**Required work:**
**1.** For each statement (a) to (c), say whether it agrees with the TB treatment passage by answering yes or no, and quote the passage's deciding words: (a) Age group was handled as a categorical variable in the final model; (b) Patients were treated at 135 centres in seven states; (c) Ethical approval was obtained before the analysis.
**2.** Write out the part of the TB treatment passage that begins at the words "graphic file with" and stops after "were Category II.", renaming "urban treatment centres" as "city treatment centres".

**Passage:**
■ ■ ■ ■
Data were initially summarised descriptively. The following explanatory variables were then assessed for associations with the binary treatment outcome using univariate mixed effects logistic regression to estimate odds ratios (ORs) and 95% confidence intervals (CIs), accounting for clustering by treatment centre and state: age group (⩽15, 16–24, 25–44 and ⩾45 years), sex, treatment category, urban/rural location of treatment centre and disease type. The latter combined site of disease and initial sputum smear status, and was categorised as pulmonary smear-negative, pulmonary low smear-positive (initial smear result scanty or 1+), pulmonary high smear-positive (2+ or 3+) or extra-pulmonary. Urban/rural location was classified following definitions used by the Census of India.16 Age group was treated as a linear rather than categorical variable after preliminary analysis found this produced a better-fitting model. A priori, we considered all of these factors as likely to be associated with treatment outcomes, so all were included in a multivariable model. P values were derived using likelihood ratio tests.

We conducted three sensitivity analyses. First, patients who were transferred out (final outcomes unknown) were excluded. Second, because repeat episodes for the same patient cannot be identified in the data set, Category II patients were excluded. Third, we restricted analysis to extra-pulmonary and smear-negative pulmonary patients to investigate risk factors for not completing treatment (the operational outcome definitions preclude patients with either extra-pulmonary or smear-negative pulmonary TB from being classified as cured).

Analyses were conducted in Stata v. 14 (StataCorp, College Station, TX, USA); maps were drawn using the user-written spmap command17 and shapefiles downloaded from the Global Administrative Areas database.18

Ethical approval

Ethical approval was not sought, as data were collected during routine care and anonymised before analysis. Operation ASHA has permission from the RNTCP (New Delhi, India) to use anonymised data for research and public health purposes without informed consent.

RESULTS

Between April 2012 and September 2014, 8415 patients with pulmonary disease and a sputum smear result at the beginning of treatment or with extra-pulmonary disease were enrolled in anti-tuberculosis treatment under Operation ASHA (Table 2). Patients were treated at 135 centres in seven states (range 1–453 patients per centre) (Figure 1).

TABLE 2.

Demographic and clinical characteristics of TB patients enrolled in treatment through Operation ASHA and having initial smear results or extra-pulmonary TB, April 2012–September 2014

graphic file with name i2220-8372-7-2-134-t02.jpg

The majority of the patients (58.3%) were male; the highest percentage (39.7%) were aged 25–44 years (Table 2). Almost all (95.9%) attended urban treatment centres. At enrolment, 35.0% had extra-pulmonary TB, 25.5% had smear-negative pulmonary disease, 19.7% had a low positive smear result and 19.8% had a high positive result. Overall, 20.9% of patients had previously received anti-tuberculosis treatment, i.e., were Category II.
■ ■ ■ ■
Page segmentation data:
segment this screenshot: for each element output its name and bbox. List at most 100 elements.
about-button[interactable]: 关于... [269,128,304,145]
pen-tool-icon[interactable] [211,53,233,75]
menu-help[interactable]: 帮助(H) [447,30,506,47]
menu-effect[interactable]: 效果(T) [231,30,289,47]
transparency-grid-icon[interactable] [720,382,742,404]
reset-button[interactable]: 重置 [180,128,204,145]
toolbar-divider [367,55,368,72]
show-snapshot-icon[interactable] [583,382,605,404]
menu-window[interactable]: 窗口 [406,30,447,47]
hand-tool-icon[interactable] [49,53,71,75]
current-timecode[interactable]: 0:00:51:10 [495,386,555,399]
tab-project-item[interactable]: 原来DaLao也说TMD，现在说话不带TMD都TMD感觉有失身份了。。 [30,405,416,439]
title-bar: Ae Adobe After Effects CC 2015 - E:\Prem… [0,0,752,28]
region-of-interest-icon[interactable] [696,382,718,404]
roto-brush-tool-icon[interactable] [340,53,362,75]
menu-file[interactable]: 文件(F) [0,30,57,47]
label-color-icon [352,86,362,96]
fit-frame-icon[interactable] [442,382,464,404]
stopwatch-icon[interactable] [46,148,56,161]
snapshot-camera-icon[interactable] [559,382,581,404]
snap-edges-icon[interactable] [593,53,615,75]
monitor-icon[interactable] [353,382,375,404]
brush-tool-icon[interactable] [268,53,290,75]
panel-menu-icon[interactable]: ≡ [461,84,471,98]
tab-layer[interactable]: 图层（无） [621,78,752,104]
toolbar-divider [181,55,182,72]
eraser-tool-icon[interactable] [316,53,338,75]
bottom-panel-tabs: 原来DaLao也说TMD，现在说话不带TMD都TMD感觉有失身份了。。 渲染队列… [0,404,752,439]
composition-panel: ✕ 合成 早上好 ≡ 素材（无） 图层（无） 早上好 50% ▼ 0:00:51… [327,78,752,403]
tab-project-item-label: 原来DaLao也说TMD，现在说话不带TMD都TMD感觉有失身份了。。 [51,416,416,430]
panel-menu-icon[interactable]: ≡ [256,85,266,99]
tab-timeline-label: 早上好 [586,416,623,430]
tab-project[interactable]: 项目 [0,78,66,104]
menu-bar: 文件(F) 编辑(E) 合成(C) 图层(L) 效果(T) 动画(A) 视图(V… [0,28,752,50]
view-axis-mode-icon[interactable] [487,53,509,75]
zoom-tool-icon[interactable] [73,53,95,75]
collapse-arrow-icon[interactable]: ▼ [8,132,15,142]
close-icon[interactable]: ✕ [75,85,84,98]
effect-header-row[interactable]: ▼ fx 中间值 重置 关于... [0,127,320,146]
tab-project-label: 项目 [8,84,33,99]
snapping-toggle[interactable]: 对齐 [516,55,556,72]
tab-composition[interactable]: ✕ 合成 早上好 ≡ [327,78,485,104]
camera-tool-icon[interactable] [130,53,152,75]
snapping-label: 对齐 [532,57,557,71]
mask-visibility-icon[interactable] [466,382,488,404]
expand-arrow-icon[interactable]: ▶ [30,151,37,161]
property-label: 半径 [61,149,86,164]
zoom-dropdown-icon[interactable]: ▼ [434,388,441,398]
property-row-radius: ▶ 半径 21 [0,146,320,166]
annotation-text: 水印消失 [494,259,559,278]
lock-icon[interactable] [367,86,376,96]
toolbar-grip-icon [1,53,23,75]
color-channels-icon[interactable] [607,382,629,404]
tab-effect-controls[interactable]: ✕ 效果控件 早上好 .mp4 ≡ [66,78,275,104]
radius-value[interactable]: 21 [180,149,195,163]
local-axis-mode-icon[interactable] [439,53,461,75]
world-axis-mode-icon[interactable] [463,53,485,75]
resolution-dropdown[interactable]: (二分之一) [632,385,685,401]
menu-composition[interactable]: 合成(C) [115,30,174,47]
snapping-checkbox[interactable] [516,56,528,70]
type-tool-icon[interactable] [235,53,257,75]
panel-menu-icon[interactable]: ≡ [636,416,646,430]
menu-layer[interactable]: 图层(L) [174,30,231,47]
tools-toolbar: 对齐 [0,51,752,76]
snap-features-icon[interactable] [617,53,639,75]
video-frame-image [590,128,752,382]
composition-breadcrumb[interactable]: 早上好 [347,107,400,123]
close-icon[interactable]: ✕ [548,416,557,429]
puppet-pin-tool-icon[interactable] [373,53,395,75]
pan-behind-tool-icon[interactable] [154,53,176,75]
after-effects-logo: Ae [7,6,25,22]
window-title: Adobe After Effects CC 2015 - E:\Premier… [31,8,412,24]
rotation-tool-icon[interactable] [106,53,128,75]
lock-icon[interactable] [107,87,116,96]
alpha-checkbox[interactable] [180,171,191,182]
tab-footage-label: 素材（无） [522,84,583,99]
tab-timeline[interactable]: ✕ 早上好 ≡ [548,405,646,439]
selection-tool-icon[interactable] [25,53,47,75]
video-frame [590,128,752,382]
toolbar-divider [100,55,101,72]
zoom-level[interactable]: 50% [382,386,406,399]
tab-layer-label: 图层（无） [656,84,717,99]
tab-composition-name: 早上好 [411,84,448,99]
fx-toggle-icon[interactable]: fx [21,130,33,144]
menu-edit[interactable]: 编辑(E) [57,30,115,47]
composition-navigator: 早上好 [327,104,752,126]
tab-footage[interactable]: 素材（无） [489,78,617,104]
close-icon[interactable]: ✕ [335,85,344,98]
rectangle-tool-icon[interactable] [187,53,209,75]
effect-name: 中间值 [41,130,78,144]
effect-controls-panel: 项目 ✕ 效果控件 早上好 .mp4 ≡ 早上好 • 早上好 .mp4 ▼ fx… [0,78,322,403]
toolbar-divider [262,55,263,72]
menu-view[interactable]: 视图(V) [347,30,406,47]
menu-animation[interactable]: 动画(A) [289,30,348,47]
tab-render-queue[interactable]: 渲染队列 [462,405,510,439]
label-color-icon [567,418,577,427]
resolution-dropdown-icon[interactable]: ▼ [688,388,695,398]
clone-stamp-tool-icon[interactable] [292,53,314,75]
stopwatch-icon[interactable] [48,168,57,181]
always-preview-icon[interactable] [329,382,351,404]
■ ■ ■ ■
**Solutions to the problems:**
**1.**
(a) No: "Age group was treated as a linear rather than categorical variable after preliminary analysis found this produced a better-fitting model."
(b) Yes: "Patients were treated at 135 centres in seven states"
(c) No: "Ethical approval was not sought"

**2.**
graphic file with name i2220-8372-7-2-134-t02.jpg

The majority of the patients (58.3%) were male; the highest percentage (39.7%) were aged 25–44 years (Table 2). Almost all (95.9%) attended city treatment centres. At enrolment, 35.0% had extra-pulmonary TB, 25.5% had smear-negative pulmonary disease, 19.7% had a low positive smear result and 19.8% had a high positive result. Overall, 20.9% of patients had previously received anti-tuberculosis treatment, i.e., were Category II.